▶ [Problem statement]: Scan the records below. List lines holding "liberté".

▶ [Extracted records]:
○ ○ ○

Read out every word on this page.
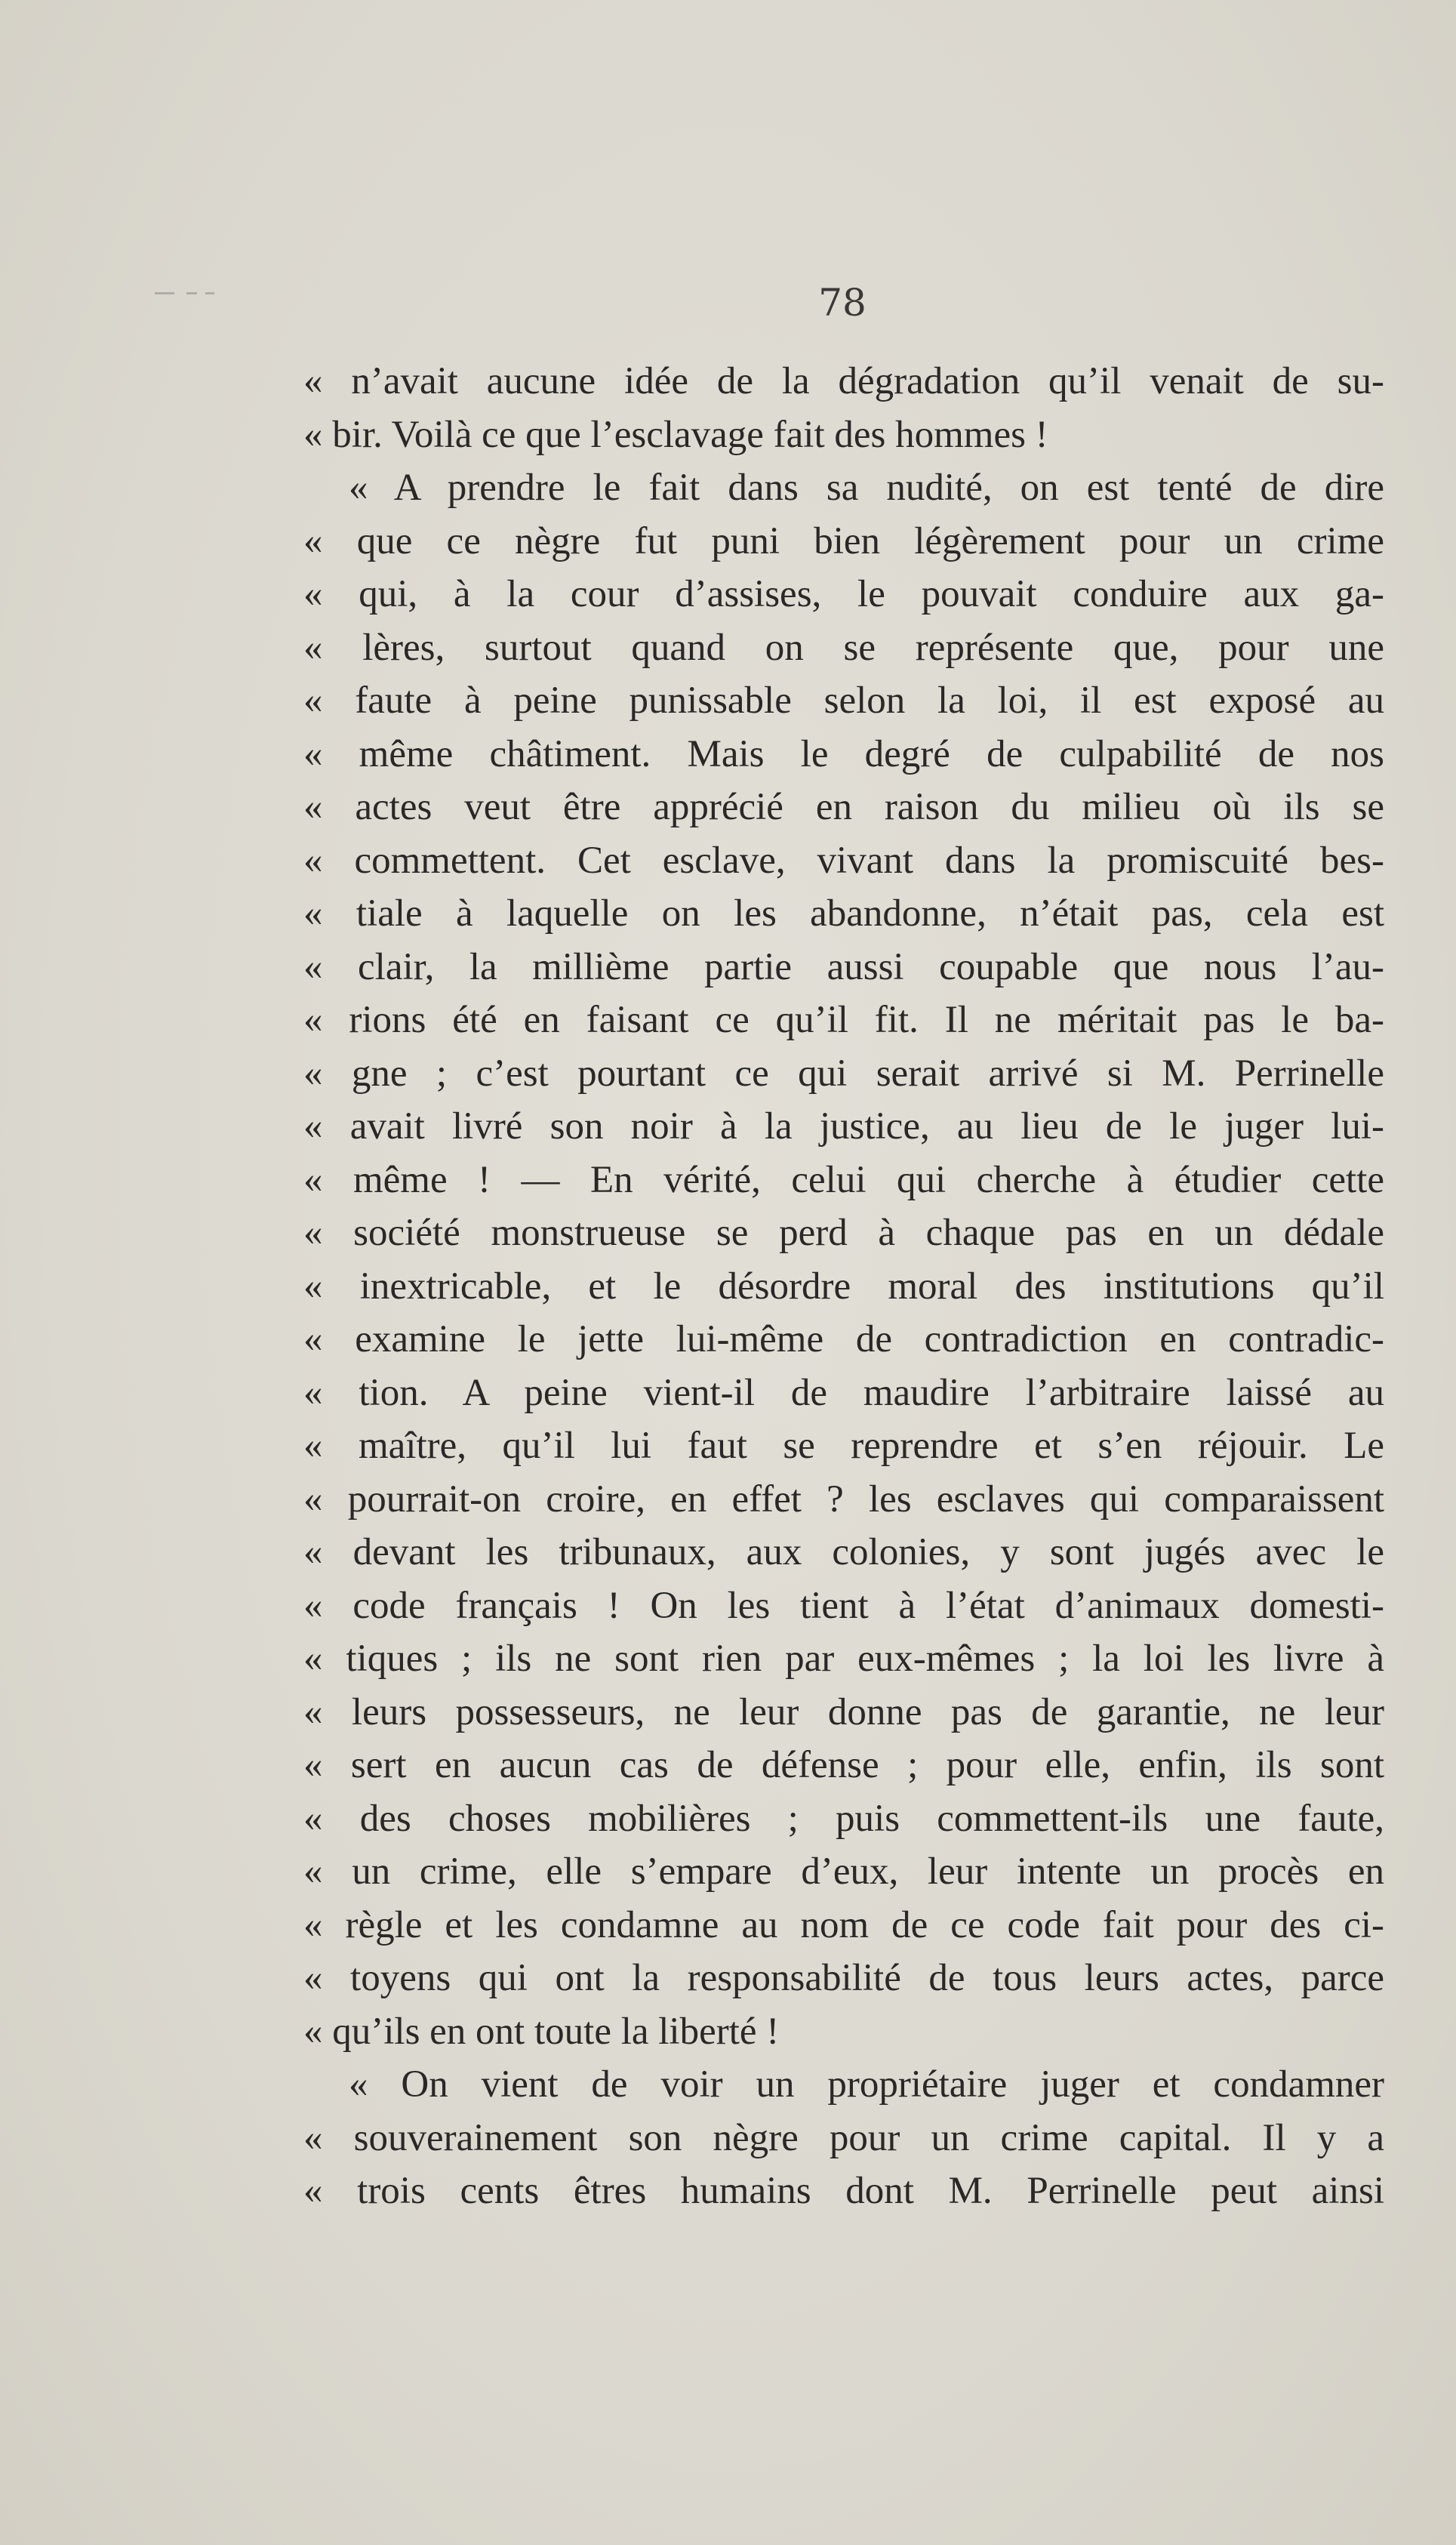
78
« n’avait aucune idée de la dégradation qu’il venait de su-
« bir. Voilà ce que l’esclavage fait des hommes !
« A prendre le fait dans sa nudité, on est tenté de dire
« que ce nègre fut puni bien légèrement pour un crime
« qui, à la cour d’assises, le pouvait conduire aux ga-
« lères, surtout quand on se représente que, pour une
« faute à peine punissable selon la loi, il est exposé au
« même châtiment. Mais le degré de culpabilité de nos
« actes veut être apprécié en raison du milieu où ils se
« commettent. Cet esclave, vivant dans la promiscuité bes-
« tiale à laquelle on les abandonne, n’était pas, cela est
« clair, la millième partie aussi coupable que nous l’au-
« rions été en faisant ce qu’il fit. Il ne méritait pas le ba-
« gne ; c’est pourtant ce qui serait arrivé si M. Perrinelle
« avait livré son noir à la justice, au lieu de le juger lui-
« même ! — En vérité, celui qui cherche à étudier cette
« société monstrueuse se perd à chaque pas en un dédale
« inextricable, et le désordre moral des institutions qu’il
« examine le jette lui-même de contradiction en contradic-
« tion. A peine vient-il de maudire l’arbitraire laissé au
« maître, qu’il lui faut se reprendre et s’en réjouir. Le
« pourrait-on croire, en effet ? les esclaves qui comparaissent
« devant les tribunaux, aux colonies, y sont jugés avec le
« code français ! On les tient à l’état d’animaux domesti-
« tiques ; ils ne sont rien par eux-mêmes ; la loi les livre à
« leurs possesseurs, ne leur donne pas de garantie, ne leur
« sert en aucun cas de défense ; pour elle, enfin, ils sont
« des choses mobilières ; puis commettent-ils une faute,
« un crime, elle s’empare d’eux, leur intente un procès en
« règle et les condamne au nom de ce code fait pour des ci-
« toyens qui ont la responsabilité de tous leurs actes, parce
« qu’ils en ont toute la liberté !
« On vient de voir un propriétaire juger et condamner
« souverainement son nègre pour un crime capital. Il y a
« trois cents êtres humains dont M. Perrinelle peut ainsi
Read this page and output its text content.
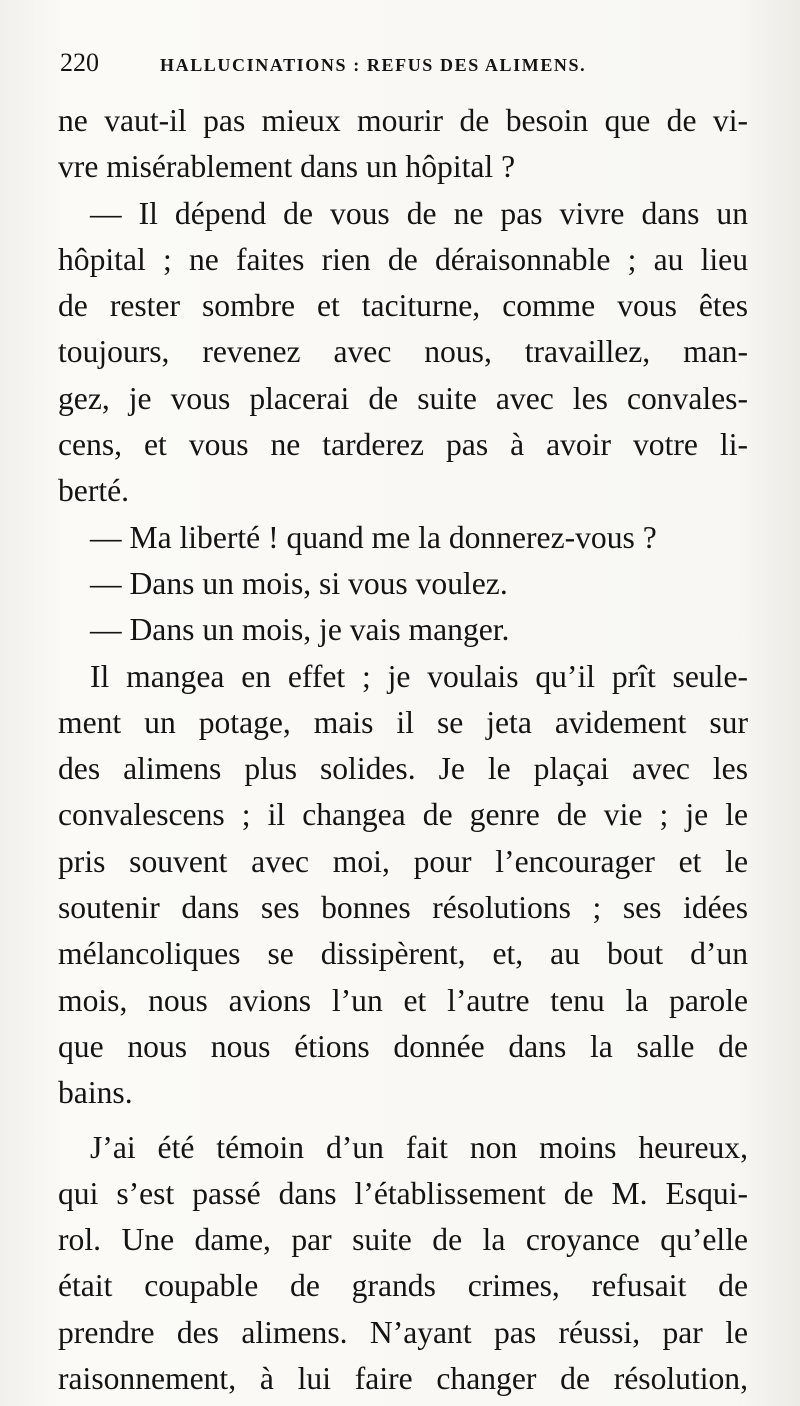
220	HALLUCINATIONS : REFUS DES ALIMENS.
ne vaut-il pas mieux mourir de besoin que de vi-
vre misérablement dans un hôpital ?
— Il dépend de vous de ne pas vivre dans un
hôpital ; ne faites rien de déraisonnable ; au lieu
de rester sombre et taciturne, comme vous êtes
toujours, revenez avec nous, travaillez, man-
gez, je vous placerai de suite avec les convales-
cens, et vous ne tarderez pas à avoir votre li-
berté.
— Ma liberté ! quand me la donnerez-vous ?
— Dans un mois, si vous voulez.
— Dans un mois, je vais manger.
Il mangea en effet ; je voulais qu’il prît seule-
ment un potage, mais il se jeta avidement sur
des alimens plus solides. Je le plaçai avec les
convalescens ; il changea de genre de vie ; je le
pris souvent avec moi, pour l’encourager et le
soutenir dans ses bonnes résolutions ; ses idées
mélancoliques se dissipèrent, et, au bout d’un
mois, nous avions l’un et l’autre tenu la parole
que nous nous étions donnée dans la salle de
bains.
J’ai été témoin d’un fait non moins heureux,
qui s’est passé dans l’établissement de M. Esqui-
rol. Une dame, par suite de la croyance qu’elle
était coupable de grands crimes, refusait de
prendre des alimens. N’ayant pas réussi, par le
raisonnement, à lui faire changer de résolution,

○ ○ ○

▶ [Exercise solution]:
« qu’ils en ont toute la liberté !
— Ma liberté ! quand me la donnerez-vous ?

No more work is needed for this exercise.